Find the lines containing "select" and say how many there are, with no other words.
— start of Data provided —
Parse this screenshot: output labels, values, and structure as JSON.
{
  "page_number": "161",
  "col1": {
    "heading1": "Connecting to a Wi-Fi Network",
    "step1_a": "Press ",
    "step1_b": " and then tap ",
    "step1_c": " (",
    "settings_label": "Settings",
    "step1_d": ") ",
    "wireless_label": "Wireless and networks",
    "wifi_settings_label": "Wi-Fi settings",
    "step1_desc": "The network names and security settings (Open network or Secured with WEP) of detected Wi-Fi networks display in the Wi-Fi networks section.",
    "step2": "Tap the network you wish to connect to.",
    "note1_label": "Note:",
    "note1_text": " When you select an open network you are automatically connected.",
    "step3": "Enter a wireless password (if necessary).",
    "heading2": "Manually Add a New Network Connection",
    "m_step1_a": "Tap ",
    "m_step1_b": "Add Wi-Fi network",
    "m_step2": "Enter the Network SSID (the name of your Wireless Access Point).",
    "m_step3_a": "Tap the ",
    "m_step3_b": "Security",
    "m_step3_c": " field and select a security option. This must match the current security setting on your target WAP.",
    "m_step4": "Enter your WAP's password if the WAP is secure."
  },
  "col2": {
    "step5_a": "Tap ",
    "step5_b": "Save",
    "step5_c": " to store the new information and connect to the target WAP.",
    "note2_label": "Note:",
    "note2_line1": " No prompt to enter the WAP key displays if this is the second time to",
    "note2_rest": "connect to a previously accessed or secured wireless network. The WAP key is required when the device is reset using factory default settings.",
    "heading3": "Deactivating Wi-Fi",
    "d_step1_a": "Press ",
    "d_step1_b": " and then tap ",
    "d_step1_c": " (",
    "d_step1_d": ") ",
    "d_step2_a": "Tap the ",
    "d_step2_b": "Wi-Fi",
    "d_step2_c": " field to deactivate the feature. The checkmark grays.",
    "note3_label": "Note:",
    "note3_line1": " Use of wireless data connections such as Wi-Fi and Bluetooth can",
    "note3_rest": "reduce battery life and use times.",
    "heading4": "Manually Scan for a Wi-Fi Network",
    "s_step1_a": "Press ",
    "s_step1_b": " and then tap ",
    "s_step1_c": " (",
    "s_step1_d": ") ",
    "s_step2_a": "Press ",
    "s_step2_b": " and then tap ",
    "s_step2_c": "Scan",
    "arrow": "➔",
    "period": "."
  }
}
— end of Data provided —
[Exercise result]
2